◆ DATA IN THIS EXERCISE:
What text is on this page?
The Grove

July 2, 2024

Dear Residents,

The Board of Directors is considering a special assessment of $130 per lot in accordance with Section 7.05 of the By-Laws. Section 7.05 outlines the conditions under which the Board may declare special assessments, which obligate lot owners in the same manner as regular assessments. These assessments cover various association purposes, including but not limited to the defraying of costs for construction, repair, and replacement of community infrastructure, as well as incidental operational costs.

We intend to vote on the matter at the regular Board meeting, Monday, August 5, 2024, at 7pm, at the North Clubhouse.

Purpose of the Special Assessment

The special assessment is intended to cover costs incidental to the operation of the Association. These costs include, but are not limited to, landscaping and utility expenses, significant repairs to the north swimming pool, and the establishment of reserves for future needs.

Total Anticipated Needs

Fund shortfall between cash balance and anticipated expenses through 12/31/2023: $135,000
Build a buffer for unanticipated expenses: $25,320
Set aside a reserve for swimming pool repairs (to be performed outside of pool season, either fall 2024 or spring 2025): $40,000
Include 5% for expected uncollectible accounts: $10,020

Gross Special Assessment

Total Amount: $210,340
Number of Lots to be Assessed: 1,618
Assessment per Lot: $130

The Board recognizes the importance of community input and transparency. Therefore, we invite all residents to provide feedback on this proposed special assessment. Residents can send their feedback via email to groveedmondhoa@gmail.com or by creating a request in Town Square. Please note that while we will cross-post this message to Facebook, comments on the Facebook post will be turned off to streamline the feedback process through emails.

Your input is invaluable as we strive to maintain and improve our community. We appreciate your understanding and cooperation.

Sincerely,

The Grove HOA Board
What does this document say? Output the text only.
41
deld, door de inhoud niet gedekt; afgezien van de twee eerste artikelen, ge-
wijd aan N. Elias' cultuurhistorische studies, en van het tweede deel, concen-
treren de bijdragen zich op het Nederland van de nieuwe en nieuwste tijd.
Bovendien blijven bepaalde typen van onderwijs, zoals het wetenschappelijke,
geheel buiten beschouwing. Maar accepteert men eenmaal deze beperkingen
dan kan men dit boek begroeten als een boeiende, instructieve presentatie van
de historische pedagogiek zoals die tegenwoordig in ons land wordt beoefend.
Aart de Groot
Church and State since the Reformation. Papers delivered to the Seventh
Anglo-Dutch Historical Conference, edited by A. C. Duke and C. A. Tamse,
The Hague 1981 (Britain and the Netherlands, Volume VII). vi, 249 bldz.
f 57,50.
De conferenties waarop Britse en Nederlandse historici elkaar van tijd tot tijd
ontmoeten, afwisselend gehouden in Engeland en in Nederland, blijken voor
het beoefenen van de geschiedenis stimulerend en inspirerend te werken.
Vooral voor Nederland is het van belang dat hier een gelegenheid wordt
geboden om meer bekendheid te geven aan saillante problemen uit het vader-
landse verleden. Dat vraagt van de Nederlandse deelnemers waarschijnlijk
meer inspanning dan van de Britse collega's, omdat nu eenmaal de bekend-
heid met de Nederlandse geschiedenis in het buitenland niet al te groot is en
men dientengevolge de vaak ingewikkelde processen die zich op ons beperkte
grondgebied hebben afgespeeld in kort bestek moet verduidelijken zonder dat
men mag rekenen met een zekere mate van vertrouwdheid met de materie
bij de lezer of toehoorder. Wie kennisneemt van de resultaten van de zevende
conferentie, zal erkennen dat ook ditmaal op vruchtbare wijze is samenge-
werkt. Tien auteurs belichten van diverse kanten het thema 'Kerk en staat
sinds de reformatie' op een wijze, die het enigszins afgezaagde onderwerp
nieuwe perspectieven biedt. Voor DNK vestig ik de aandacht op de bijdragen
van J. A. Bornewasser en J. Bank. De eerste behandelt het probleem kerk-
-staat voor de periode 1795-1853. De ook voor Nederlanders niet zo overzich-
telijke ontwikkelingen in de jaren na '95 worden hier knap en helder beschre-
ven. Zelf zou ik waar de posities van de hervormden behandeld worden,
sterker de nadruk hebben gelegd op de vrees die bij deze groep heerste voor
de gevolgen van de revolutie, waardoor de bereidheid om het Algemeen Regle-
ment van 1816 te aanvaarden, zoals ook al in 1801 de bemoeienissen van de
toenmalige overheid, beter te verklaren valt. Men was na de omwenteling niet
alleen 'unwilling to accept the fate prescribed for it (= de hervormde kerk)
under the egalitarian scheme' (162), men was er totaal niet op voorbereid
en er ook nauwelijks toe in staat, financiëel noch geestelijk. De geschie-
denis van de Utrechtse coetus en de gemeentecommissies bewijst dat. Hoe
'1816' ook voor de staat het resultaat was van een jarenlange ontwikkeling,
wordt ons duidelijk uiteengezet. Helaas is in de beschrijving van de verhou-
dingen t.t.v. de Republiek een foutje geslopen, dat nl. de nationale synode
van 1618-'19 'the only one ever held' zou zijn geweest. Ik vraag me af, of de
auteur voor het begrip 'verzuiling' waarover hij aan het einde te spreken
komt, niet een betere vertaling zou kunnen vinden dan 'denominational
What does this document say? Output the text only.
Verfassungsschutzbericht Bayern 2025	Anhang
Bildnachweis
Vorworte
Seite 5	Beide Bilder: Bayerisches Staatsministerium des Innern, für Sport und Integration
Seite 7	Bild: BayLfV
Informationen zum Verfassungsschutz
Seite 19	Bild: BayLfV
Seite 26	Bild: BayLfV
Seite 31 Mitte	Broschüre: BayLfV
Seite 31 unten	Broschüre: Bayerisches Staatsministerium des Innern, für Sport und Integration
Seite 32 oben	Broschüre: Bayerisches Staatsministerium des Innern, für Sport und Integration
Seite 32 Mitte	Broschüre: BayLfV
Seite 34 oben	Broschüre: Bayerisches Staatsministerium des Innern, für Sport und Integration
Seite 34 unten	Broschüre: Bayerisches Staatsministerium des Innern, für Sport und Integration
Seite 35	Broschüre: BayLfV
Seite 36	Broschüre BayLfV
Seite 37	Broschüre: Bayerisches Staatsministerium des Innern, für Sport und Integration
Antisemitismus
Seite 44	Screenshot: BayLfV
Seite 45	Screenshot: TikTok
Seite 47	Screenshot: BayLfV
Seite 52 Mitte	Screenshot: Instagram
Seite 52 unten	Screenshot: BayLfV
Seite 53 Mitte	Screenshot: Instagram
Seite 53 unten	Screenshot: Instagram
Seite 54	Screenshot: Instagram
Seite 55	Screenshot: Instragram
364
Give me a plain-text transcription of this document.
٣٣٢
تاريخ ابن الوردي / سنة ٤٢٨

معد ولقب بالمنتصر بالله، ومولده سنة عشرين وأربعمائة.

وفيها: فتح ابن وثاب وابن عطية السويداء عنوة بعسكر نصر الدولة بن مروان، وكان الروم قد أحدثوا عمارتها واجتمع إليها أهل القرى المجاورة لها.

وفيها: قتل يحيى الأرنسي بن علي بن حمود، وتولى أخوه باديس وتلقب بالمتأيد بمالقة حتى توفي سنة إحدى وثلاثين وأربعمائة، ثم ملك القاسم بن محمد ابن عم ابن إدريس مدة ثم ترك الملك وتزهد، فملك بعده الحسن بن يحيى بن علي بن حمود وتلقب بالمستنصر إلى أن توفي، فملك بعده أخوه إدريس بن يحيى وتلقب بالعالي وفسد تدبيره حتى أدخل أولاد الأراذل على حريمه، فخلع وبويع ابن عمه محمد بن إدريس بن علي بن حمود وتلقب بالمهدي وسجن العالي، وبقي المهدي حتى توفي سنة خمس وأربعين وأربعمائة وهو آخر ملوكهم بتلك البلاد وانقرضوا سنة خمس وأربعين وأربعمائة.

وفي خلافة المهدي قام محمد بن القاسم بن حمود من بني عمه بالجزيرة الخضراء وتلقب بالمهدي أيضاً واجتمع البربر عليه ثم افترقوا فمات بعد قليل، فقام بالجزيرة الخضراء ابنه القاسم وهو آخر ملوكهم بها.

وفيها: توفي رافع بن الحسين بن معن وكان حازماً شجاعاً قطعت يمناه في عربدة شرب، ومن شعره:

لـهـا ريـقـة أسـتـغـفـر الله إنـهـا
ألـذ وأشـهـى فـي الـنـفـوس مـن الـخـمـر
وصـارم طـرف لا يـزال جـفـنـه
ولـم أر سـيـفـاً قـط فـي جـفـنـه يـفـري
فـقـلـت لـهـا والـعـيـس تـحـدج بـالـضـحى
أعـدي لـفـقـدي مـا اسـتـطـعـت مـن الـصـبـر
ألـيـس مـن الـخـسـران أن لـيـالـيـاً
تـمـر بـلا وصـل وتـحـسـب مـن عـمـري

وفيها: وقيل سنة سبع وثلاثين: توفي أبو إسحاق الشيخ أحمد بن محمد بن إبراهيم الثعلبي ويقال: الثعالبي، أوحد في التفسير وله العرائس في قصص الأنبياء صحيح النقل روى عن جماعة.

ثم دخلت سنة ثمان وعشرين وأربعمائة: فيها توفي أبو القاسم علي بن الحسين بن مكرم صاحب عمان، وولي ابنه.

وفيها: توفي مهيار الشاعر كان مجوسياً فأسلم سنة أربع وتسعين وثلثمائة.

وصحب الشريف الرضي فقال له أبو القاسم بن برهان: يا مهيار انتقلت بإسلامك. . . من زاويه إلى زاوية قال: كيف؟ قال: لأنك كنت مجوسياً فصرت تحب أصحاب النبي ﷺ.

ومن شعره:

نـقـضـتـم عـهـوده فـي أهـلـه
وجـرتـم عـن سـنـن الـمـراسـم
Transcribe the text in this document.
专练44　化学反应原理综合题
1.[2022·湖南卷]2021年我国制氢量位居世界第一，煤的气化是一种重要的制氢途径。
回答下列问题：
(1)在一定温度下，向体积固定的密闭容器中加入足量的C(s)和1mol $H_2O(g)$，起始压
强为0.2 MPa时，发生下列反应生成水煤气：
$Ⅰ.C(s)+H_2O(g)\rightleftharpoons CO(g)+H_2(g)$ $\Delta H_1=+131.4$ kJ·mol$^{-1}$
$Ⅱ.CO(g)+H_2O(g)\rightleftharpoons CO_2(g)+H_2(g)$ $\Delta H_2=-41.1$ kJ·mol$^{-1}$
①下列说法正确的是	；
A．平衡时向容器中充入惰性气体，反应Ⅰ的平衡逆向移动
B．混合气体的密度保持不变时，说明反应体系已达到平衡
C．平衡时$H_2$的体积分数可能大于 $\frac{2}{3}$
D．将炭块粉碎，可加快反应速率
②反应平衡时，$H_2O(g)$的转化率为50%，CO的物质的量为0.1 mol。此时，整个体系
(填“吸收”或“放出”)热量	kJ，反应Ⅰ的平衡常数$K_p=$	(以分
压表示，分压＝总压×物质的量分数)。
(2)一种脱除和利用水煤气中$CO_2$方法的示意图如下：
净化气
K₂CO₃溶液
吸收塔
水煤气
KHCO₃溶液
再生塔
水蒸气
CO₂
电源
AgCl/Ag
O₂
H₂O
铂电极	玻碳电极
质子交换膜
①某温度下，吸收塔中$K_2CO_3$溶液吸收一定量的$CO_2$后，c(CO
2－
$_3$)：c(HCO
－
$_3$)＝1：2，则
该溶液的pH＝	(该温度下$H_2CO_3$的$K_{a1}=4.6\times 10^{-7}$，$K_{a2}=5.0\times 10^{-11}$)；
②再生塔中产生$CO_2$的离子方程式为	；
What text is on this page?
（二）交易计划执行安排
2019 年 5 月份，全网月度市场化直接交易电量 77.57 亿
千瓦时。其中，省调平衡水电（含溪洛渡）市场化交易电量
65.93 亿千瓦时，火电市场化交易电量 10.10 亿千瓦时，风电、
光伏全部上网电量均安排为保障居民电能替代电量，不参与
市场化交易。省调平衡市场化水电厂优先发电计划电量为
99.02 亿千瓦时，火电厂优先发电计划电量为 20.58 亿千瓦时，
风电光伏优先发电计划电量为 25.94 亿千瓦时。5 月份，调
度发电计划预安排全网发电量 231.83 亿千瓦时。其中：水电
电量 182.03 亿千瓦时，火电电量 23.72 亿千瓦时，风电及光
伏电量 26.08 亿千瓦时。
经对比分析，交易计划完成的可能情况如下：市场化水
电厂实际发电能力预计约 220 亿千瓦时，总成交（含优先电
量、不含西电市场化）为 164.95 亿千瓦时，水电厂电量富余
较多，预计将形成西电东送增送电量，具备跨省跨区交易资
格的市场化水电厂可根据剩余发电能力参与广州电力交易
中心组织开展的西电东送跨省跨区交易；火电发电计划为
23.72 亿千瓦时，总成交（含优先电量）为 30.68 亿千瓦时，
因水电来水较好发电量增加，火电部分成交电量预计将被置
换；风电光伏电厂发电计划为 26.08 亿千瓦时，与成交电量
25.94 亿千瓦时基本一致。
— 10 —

◆ EXERCISE AIM: Find the count of lines in the data above where the string "document" occurs. Provide that number alone.

◆ OUTPUT OF THE EXERCISE: 4